▶ **Data section**:
*-*-*

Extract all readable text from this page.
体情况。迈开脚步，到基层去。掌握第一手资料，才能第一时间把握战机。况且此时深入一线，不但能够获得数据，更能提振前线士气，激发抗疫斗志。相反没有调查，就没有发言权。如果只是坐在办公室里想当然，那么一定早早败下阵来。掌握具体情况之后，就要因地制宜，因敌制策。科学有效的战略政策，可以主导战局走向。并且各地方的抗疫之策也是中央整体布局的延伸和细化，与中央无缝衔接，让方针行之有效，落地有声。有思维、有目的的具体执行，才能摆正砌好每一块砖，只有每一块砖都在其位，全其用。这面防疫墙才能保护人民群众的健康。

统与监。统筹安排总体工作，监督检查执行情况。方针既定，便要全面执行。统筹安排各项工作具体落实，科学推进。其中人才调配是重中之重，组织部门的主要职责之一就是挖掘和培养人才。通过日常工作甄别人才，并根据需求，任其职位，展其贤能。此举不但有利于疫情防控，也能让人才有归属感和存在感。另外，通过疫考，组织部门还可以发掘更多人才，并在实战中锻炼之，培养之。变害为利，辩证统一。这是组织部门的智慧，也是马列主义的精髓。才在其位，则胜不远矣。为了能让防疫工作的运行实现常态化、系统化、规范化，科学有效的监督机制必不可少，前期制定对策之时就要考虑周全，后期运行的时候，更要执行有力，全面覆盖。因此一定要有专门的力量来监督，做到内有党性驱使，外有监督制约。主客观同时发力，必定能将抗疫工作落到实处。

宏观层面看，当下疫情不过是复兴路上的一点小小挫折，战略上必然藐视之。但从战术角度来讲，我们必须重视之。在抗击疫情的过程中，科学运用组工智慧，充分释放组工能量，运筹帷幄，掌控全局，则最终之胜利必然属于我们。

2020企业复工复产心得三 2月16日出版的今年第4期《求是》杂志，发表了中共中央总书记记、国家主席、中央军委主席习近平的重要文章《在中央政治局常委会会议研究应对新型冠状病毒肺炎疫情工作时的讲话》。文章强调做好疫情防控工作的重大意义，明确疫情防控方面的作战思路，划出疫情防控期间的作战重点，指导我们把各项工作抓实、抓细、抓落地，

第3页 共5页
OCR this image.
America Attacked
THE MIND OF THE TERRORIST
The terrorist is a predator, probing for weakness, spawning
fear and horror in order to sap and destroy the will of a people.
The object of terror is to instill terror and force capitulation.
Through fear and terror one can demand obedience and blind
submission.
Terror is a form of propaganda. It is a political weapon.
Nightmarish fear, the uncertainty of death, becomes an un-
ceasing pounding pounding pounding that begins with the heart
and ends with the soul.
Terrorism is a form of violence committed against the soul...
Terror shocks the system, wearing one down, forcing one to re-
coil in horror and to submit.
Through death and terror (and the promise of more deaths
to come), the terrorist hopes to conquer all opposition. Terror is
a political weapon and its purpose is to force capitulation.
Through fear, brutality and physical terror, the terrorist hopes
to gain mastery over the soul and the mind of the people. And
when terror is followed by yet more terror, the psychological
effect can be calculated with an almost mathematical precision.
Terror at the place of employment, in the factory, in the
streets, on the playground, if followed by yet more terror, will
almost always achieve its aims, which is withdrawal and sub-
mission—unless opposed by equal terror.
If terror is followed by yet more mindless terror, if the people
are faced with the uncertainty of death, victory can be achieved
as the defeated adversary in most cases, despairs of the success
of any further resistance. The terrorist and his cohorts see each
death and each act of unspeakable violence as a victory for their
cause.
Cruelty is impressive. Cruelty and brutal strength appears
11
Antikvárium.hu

*-*-*

▶ **Written instruction**:
Look for the word "will" in every line of the listing and copy the lines that have it.

▶ **Written solution**:
fear and horror in order to sap and destroy the will of a people.
streets, on the playground, if followed by yet more terror, will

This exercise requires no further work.